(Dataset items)
++++
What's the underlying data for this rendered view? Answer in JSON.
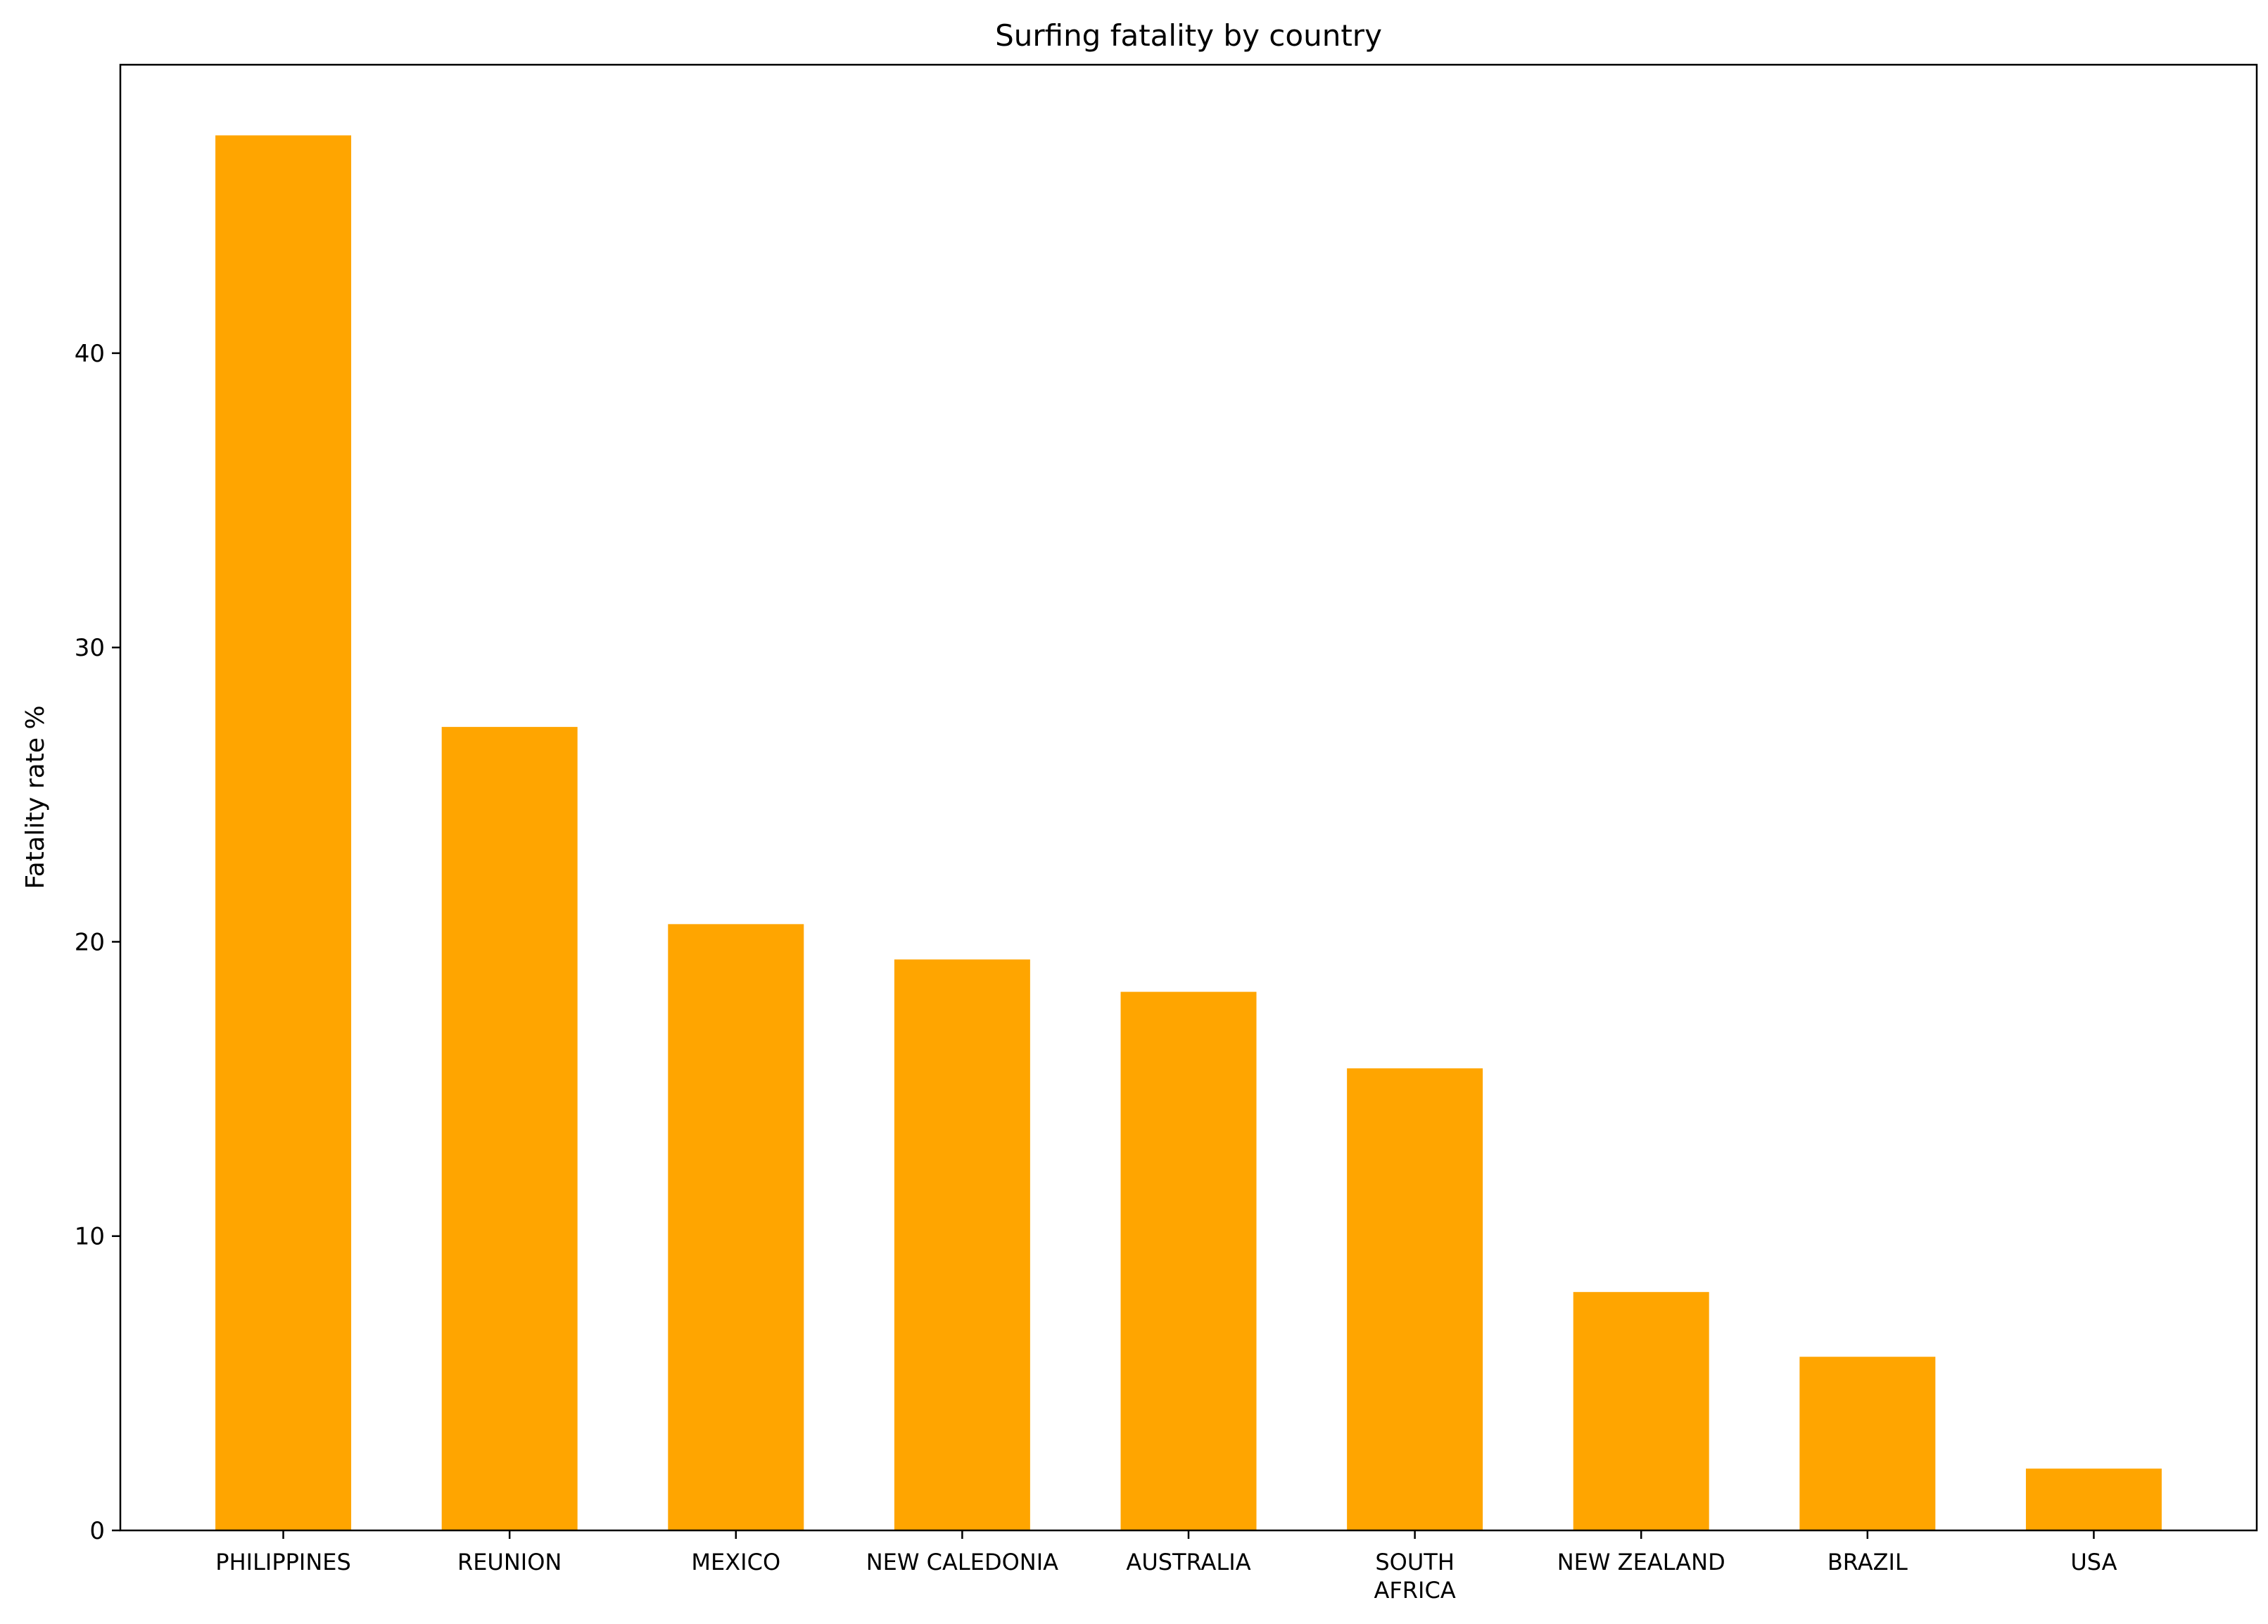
{
  "chart_data": {
    "type": "bar",
    "title": "Surfing fatality by country",
    "xlabel": "",
    "ylabel": "Fatality rate %",
    "categories": [
      "PHILIPPINES",
      "REUNION",
      "MEXICO",
      "NEW CALEDONIA",
      "AUSTRALIA",
      "SOUTH AFRICA",
      "NEW ZEALAND",
      "BRAZIL",
      "USA"
    ],
    "category_lines": [
      [
        "PHILIPPINES"
      ],
      [
        "REUNION"
      ],
      [
        "MEXICO"
      ],
      [
        "NEW CALEDONIA"
      ],
      [
        "AUSTRALIA"
      ],
      [
        "SOUTH",
        "AFRICA"
      ],
      [
        "NEW ZEALAND"
      ],
      [
        "BRAZIL"
      ],
      [
        "USA"
      ]
    ],
    "values": [
      47.4,
      27.3,
      20.6,
      19.4,
      18.3,
      15.7,
      8.1,
      5.9,
      2.1
    ],
    "yticks": [
      0,
      10,
      20,
      30,
      40
    ],
    "ylim": [
      0,
      49.8
    ],
    "bar_color": "#FFA500",
    "grid": false,
    "legend": "none"
  }
}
++++
→ **Instructions to follow**: Without the pictures, repeat all the records word for word.

→ **Task result**:
What's the underlying data for this rendered view? Answer in JSON.
{
  "chart_data": {
    "type": "bar",
    "title": "Surfing fatality by country",
    "xlabel": "",
    "ylabel": "Fatality rate %",
    "categories": [
      "PHILIPPINES",
      "REUNION",
      "MEXICO",
      "NEW CALEDONIA",
      "AUSTRALIA",
      "SOUTH AFRICA",
      "NEW ZEALAND",
      "BRAZIL",
      "USA"
    ],
    "category_lines": [
      [
        "PHILIPPINES"
      ],
      [
        "REUNION"
      ],
      [
        "MEXICO"
      ],
      [
        "NEW CALEDONIA"
      ],
      [
        "AUSTRALIA"
      ],
      [
        "SOUTH",
        "AFRICA"
      ],
      [
        "NEW ZEALAND"
      ],
      [
        "BRAZIL"
      ],
      [
        "USA"
      ]
    ],
    "values": [
      47.4,
      27.3,
      20.6,
      19.4,
      18.3,
      15.7,
      8.1,
      5.9,
      2.1
    ],
    "yticks": [
      0,
      10,
      20,
      30,
      40
    ],
    "ylim": [
      0,
      49.8
    ],
    "bar_color": "#FFA500",
    "grid": false,
    "legend": "none"
  }
}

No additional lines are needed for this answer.